Could you lay out every line of the material below as a Markdown table with two columns, Row for its number and Line for the line itself, skipping any blank lines?

——————————

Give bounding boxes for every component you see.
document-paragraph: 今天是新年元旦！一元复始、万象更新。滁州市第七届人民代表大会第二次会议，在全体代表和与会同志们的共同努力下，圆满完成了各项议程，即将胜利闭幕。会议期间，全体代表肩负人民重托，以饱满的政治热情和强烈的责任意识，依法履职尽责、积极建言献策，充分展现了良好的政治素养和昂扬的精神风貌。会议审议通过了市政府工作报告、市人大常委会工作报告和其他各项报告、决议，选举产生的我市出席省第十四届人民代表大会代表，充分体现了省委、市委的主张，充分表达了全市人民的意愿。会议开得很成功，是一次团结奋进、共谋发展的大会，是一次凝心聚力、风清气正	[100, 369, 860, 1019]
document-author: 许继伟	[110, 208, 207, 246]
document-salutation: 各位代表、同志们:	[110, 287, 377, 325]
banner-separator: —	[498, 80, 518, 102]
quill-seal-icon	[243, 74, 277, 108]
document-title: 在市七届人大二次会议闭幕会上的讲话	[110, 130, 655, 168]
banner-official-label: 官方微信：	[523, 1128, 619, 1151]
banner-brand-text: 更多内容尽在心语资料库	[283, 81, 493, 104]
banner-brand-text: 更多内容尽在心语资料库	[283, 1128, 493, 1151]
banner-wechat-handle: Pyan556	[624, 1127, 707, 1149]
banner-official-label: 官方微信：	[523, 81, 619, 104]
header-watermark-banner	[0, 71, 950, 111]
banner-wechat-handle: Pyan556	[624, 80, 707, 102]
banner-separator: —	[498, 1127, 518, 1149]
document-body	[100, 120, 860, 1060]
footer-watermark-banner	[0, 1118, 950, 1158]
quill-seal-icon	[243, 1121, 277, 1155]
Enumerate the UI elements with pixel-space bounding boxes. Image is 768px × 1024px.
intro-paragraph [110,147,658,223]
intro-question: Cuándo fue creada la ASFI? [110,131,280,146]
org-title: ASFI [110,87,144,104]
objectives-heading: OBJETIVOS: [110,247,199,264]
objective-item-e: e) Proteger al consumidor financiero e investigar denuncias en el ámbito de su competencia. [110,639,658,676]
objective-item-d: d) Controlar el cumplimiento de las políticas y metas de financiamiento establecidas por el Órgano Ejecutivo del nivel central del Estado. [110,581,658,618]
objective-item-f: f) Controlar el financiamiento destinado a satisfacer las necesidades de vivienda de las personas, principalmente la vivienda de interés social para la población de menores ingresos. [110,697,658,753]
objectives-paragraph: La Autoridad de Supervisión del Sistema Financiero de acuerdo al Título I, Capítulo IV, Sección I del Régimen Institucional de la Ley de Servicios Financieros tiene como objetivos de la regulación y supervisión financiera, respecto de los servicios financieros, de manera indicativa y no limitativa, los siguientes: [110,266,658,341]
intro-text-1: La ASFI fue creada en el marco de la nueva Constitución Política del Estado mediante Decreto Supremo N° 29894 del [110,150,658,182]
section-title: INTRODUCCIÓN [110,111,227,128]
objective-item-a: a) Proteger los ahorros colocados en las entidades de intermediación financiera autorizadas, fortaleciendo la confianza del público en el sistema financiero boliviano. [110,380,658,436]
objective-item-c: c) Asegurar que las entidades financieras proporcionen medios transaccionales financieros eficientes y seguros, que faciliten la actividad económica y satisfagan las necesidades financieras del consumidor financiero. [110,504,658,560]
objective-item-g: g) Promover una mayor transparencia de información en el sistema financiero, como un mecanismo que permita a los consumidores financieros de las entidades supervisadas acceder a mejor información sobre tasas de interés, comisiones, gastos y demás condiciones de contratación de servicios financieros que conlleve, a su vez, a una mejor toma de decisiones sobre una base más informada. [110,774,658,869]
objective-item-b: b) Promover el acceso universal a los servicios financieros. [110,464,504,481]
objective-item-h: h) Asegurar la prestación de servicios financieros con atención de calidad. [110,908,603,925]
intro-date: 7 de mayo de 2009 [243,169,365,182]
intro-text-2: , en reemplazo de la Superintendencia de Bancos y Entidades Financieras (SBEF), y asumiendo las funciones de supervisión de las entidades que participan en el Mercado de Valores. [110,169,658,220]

——————————

- SOLUTION FOR THIS PROBLEM -
| Row | Line |
|---|---|
| 1 | Give bounding boxes for every component you see. |
| 2 | document-paragraph: 今天是新年元旦！一元复始、万象更新。滁州市第七届人民代表大会第二次会议，在全体代表和与会同志们的共同努力下，圆满完成了各项议程，即将胜利闭幕。会议期间，全体代表肩负人民重托，以饱满的政治热情和强烈的责任意识，依法履职尽责、积极建言献策，充分展现了良好的政治素养和昂扬的精神风貌。会议审议通过了市政府工作报告、市人大常委会工作报告和其他各项报告、决议，选举产生的我市出席省第十四届人民代表大会代表，充分体现了省委、市委的主张，充分表达了全市人民的意愿。会议开得很成功，是一次团结奋进、共谋发展的大会，是一次凝心聚力、风清气正	[100, 369, 860, 1019] |
| 3 | document-author: 许继伟	[110, 208, 207, 246] |
| 4 | document-salutation: 各位代表、同志们:	[110, 287, 377, 325] |
| 5 | banner-separator: —	[498, 80, 518, 102] |
| 6 | quill-seal-icon	[243, 74, 277, 108] |
| 7 | document-title: 在市七届人大二次会议闭幕会上的讲话	[110, 130, 655, 168] |
| 8 | banner-official-label: 官方微信：	[523, 1128, 619, 1151] |
| 9 | banner-brand-text: 更多内容尽在心语资料库	[283, 81, 493, 104] |
| 10 | banner-brand-text: 更多内容尽在心语资料库	[283, 1128, 493, 1151] |
| 11 | banner-wechat-handle: Pyan556	[624, 1127, 707, 1149] |
| 12 | banner-official-label: 官方微信：	[523, 81, 619, 104] |
| 13 | header-watermark-banner	[0, 71, 950, 111] |
| 14 | banner-wechat-handle: Pyan556	[624, 80, 707, 102] |
| 15 | banner-separator: —	[498, 1127, 518, 1149] |
| 16 | document-body	[100, 120, 860, 1060] |
| 17 | footer-watermark-banner	[0, 1118, 950, 1158] |
| 18 | quill-seal-icon	[243, 1121, 277, 1155] |
| 19 | Enumerate the UI elements with pixel-space bounding boxes. Image is 768px × 1024px. |
| 20 | intro-paragraph [110,147,658,223] |
| 21 | intro-question: Cuándo fue creada la ASFI? [110,131,280,146] |
| 22 | org-title: ASFI [110,87,144,104] |
| 23 | objectives-heading: OBJETIVOS: [110,247,199,264] |
| 24 | objective-item-e: e) Proteger al consumidor financiero e investigar denuncias en el ámbito de su competencia. [110,639,658,676] |
| 25 | objective-item-d: d) Controlar el cumplimiento de las políticas y metas de financiamiento establecidas por el Órgano Ejecutivo del nivel central del Estado. [110,581,658,618] |
| 26 | objective-item-f: f) Controlar el financiamiento destinado a satisfacer las necesidades de vivienda de las personas, principalmente la vivienda de interés social para la población de menores ingresos. [110,697,658,753] |
| 27 | objectives-paragraph: La Autoridad de Supervisión del Sistema Financiero de acuerdo al Título I, Capítulo IV, Sección I del Régimen Institucional de la Ley de Servicios Financieros tiene como objetivos de la regulación y supervisión financiera, respecto de los servicios financieros, de manera indicativa y no limitativa, los siguientes: [110,266,658,341] |
| 28 | intro-text-1: La ASFI fue creada en el marco de la nueva Constitución Política del Estado mediante Decreto Supremo N° 29894 del [110,150,658,182] |
| 29 | section-title: INTRODUCCIÓN [110,111,227,128] |
| 30 | objective-item-a: a) Proteger los ahorros colocados en las entidades de intermediación financiera autorizadas, fortaleciendo la confianza del público en el sistema financiero boliviano. [110,380,658,436] |
| 31 | objective-item-c: c) Asegurar que las entidades financieras proporcionen medios transaccionales financieros eficientes y seguros, que faciliten la actividad económica y satisfagan las necesidades financieras del consumidor financiero. [110,504,658,560] |
| 32 | objective-item-g: g) Promover una mayor transparencia de información en el sistema financiero, como un mecanismo que permita a los consumidores financieros de las entidades supervisadas acceder a mejor información sobre tasas de interés, comisiones, gastos y demás condiciones de contratación de servicios financieros que conlleve, a su vez, a una mejor toma de decisiones sobre una base más informada. [110,774,658,869] |
| 33 | objective-item-b: b) Promover el acceso universal a los servicios financieros. [110,464,504,481] |
| 34 | objective-item-h: h) Asegurar la prestación de servicios financieros con atención de calidad. [110,908,603,925] |
| 35 | intro-date: 7 de mayo de 2009 [243,169,365,182] |
| 36 | intro-text-2: , en reemplazo de la Superintendencia de Bancos y Entidades Financieras (SBEF), y asumiendo las funciones de supervisión de las entidades que participan en el Mercado de Valores. [110,169,658,220] |